Consignes –
1. Répondez à ces questions d'après l'extrait sur la Société des Compagnons :
(a) En quelle année le centre communautaire ouvre-t-il ?
(b) En combien de secteurs la machinerie agricole est-elle répartie à partir du 6 avril 1962 ?
(c) Vers quelle région l'abbé Bouchard part-il en 1963 ?
2. Mettez à jour l'extrait sur la Société des Compagnons. Reprenez le passage commençant par « En 1960, les » et allant jusqu'à « communautaire en 1973. », en remplaçant « gymnase » par « pavillon ».
3. Prolongez le texte sur l'histoire de la Société des Compagnons en reprenant après sa dernière phrase.

En 1960, les Compagnons construisent un gymnase. Ils espèrent un jour que ce gymnase fera partie d’un centre scolaire. Cette nouvelle construction sert non seulement d’école pour les élèves du district mais aussi de lieu de rencontres communautaires. Même après la fermeture de l’école en 1969, il demeurera un lieu de rencontre jusqu’à l’ouverture du centre communautaire en 1973.
La Société des Compagnons se redéfinit
Le 6 avril 1962, les membres de la Société des Compagnons modifient le mode de coopération dans le domaine de la machinerie. Maintenant, à l’exception de la machinerie de défrichement des terres, toute la machinerie agricole est répartie en quatre secteurs et le capital machinerie est remboursé aux membres pour qu’ils aient les fonds nécessaires pour se procurer les instruments aratoires manquants.
En 1963, l’abbé Bouchard quitte l’Alberta pour le Nord de l’Ontario. Suite à ce départ, la Société des Compagnons prend une toute autre orientation. Bien que l’entraide demeure une valeur importante au cœur des gens de la communauté, les valeurs de la coopération changent, s’adaptent et se modernisent. Les dix premières années furent une période difficile pour toutes les familles qui vinrent s’installer dans la région. Après 10 ans de coopération forcée, les Compagnons sont prêts à coopérer selon les règles qu’ils établissent eux-mêmes.
« La Société des Compagnons devient un organisme économique voué à l’expansion et l’organisation économique d’une communauté de langue française en Alberta. […] Il y a une séparation entre la pratique religieuse et l’organisation politique et économique de la communauté. [1]»

Données –
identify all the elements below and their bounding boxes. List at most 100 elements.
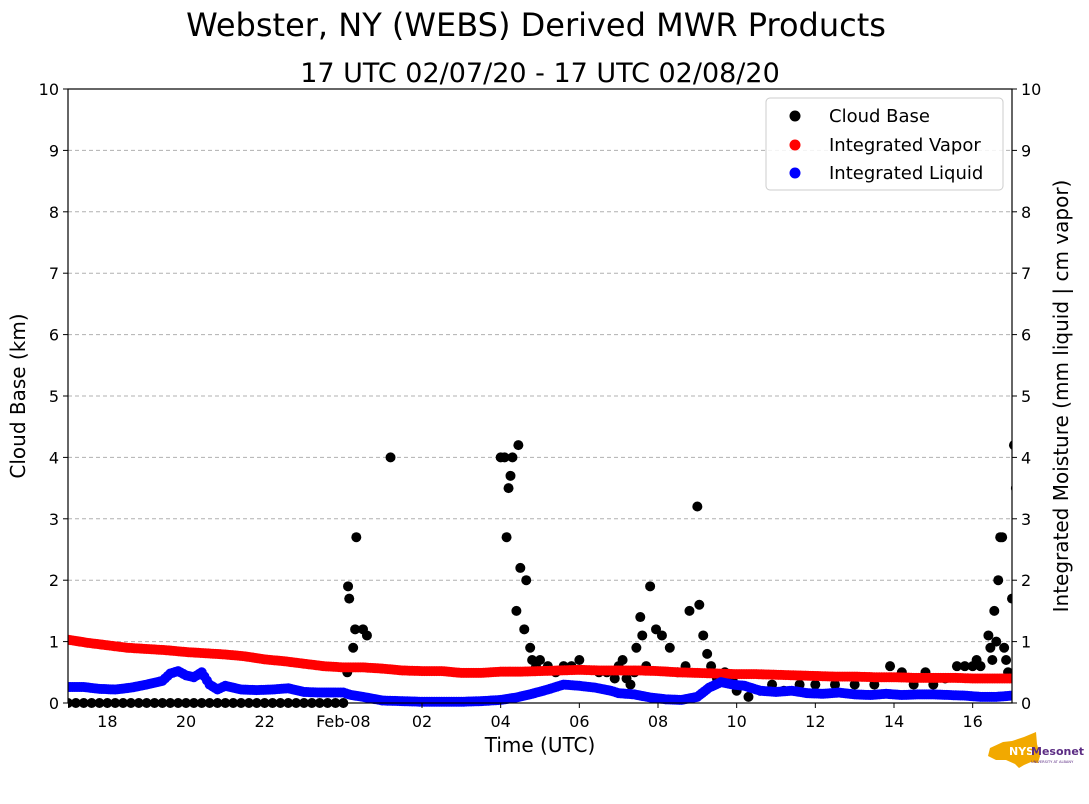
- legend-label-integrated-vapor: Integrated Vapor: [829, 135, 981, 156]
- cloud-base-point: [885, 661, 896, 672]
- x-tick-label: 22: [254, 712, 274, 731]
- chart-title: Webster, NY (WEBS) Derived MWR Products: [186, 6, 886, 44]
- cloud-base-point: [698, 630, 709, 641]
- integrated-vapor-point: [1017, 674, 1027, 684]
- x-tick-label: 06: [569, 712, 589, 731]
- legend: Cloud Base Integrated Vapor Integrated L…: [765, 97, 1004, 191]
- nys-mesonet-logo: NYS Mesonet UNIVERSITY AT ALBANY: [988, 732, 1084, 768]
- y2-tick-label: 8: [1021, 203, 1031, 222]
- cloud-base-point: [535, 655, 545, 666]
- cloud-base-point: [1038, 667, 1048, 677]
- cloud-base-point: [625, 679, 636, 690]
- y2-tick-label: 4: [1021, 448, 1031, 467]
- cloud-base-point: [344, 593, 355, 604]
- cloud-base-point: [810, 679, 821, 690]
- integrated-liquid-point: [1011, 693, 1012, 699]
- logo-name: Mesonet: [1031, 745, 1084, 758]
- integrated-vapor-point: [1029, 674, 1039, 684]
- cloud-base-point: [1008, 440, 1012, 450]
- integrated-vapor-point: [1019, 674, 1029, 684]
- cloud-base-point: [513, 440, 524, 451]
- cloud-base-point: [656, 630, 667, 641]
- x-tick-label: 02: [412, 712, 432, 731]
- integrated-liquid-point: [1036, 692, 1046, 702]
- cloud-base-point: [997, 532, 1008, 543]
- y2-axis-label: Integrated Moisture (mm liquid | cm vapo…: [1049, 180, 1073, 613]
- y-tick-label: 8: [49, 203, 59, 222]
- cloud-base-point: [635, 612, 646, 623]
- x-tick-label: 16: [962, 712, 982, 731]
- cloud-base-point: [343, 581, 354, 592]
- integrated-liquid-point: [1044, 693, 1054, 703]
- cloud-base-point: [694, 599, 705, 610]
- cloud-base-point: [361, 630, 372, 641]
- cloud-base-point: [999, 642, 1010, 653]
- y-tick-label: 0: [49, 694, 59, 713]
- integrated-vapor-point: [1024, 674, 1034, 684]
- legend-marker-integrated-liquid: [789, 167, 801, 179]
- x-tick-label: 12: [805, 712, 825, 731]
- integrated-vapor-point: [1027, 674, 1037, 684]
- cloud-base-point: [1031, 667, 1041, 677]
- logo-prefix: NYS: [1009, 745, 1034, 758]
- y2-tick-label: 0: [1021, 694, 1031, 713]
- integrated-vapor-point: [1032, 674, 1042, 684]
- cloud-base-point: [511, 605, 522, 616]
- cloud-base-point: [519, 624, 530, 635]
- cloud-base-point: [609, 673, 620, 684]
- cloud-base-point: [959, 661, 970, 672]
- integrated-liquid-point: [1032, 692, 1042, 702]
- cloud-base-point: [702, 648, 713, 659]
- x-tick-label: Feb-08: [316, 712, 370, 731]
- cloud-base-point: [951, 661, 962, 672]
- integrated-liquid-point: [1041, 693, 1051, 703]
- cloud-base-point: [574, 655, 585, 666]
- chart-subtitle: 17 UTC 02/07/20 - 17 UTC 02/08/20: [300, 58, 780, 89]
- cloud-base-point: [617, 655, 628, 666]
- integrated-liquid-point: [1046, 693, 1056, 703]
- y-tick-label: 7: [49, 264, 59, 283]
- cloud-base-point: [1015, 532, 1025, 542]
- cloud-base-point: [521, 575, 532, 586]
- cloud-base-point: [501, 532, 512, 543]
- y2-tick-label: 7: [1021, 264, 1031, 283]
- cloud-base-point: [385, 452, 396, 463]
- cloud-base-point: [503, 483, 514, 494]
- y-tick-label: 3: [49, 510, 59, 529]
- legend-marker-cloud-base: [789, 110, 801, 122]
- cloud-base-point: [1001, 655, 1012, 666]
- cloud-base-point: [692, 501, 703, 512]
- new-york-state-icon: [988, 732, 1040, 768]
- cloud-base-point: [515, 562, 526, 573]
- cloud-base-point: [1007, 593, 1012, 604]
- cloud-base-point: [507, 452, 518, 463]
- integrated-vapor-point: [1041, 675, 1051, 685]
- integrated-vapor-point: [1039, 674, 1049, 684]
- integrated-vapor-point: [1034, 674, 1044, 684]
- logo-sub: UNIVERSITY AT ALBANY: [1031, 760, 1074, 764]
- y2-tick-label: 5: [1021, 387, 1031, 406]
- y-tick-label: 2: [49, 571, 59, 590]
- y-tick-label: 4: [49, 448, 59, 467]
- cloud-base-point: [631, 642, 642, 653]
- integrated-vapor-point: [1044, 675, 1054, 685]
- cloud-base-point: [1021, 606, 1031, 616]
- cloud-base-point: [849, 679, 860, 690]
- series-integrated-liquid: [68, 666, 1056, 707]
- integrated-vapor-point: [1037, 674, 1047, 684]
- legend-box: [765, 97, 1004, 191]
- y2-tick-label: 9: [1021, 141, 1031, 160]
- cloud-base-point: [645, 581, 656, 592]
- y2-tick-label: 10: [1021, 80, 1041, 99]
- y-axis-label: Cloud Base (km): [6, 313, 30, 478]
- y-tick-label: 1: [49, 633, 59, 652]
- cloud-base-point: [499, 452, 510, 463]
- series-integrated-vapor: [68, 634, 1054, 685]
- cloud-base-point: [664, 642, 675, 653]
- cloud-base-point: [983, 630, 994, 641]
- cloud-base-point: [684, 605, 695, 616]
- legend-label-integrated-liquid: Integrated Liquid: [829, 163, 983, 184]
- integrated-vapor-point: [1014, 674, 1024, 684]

Réponses –
1.
(a) En 1973.
(b) En quatre secteurs.
(c) Vers le Nord de l'Ontario.

2.
En 1960, les Compagnons construisent un pavillon. Ils espèrent un jour que ce pavillon fera partie d’un centre scolaire. Cette nouvelle construction sert non seulement d’école pour les élèves du district mais aussi de lieu de rencontres communautaires. Même après la fermeture de l’école en 1969, il demeurera un lieu de rencontre jusqu’à l’ouverture du centre communautaire en 1973.

3.
Ainsi, au printemps 1963, les Compagnons organisent des groupes consultatifs de membres afin d’analyser le fonctionnement des services de leurs coopératives, soit le garage, la ferme, le magasin, la construction et le défrichement.
En 1964, les Compagnons décident d’accepter dans la coopérative des membres auxiliaires. Ces membres ont le droit de faire des emplettes dans le magasin et profitent aussi de prix réduits pour l’essence. Ils n’ont pas le droit de vote lors de l’assemblée annuelle de la Société et n’ont pas à investir des sommes considérables.
La situation financière de la Société est précaire. En 1965, les directeurs de la Société des Compagnons signent une entente avec Federated Cooperatives Ltd, pour amalgamer les dettes de la Société et les étendre sur 10 ans.
Le 1er avril 1969, le nouveau garage de la Société des Compagnons est inauguré.
[1] Gisèle Bouchard, De sillon en sillon, de saison en saison: Saint-Isidore, 50 ans d’histoire, Comité historique de Saint-Isidore, 2003, p. 121.
Urbanisation et développement immobilier
« Une des choses qu’on fait beaucoup, c’est le développement de logements, d’habitations, de lots pour agrandir Saint-Isidore. […] On est propriétaire du Domaine des aînés, de quatre terres agricoles et de terrains pour des roulottes. » – Rachelle Bergeron, présidente actuelle de la Société des Compagnons
En effet, le 15 octobre 1983, on procède à l’inauguration officielle de la nouvelle Coopérative d’habitation (six maisons et deux duplex) de la Société des Compagnons Ltée. Cette inauguration se déroule en même temps que celle du Club du Bon Temps, le centre des aînés situé dans le Centre culturel.
Un an plus tard, la Société des Compagnons approche les membres de la Coopérative d’habitation pour la construction d’une dizaine d’autres maisons « coop » dans la communauté. Même si cette idée ne fait pas l’unanimité chez les membres, la proposition est acceptée. La deuxième phase sera complétée en 1987.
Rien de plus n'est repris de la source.